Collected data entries
◇ ◇ ◇ ◇

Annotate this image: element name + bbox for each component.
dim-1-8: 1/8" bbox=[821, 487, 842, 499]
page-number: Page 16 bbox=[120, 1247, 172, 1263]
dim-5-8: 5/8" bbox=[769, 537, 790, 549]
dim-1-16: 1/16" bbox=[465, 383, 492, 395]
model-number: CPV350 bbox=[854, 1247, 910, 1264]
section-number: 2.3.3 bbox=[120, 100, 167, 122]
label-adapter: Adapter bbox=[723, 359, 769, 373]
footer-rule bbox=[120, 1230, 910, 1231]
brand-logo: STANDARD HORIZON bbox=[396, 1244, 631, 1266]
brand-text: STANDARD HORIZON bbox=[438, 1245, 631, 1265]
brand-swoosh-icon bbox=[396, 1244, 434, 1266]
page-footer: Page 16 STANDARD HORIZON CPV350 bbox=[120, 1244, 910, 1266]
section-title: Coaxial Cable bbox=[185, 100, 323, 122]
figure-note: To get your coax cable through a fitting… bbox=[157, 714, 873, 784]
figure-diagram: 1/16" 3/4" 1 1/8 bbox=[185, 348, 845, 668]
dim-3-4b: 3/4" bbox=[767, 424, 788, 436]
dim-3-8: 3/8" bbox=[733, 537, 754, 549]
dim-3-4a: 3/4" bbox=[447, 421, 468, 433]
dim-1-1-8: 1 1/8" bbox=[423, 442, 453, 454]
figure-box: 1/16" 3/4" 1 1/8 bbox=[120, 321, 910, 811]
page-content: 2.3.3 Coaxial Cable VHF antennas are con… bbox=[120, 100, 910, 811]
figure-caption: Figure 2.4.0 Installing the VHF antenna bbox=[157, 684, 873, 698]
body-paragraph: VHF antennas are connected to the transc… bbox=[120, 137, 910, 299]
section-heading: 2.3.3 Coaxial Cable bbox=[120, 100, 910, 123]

◇ ◇ ◇ ◇

WRITTEN EXERCISE
Please gather every line of the data above that contains the word "Coaxial".

CORRECT OUTPUT
section-title: Coaxial Cable bbox=[185, 100, 323, 122]
page-content: 2.3.3 Coaxial Cable VHF antennas are con… bbox=[120, 100, 910, 811]
section-heading: 2.3.3 Coaxial Cable bbox=[120, 100, 910, 123]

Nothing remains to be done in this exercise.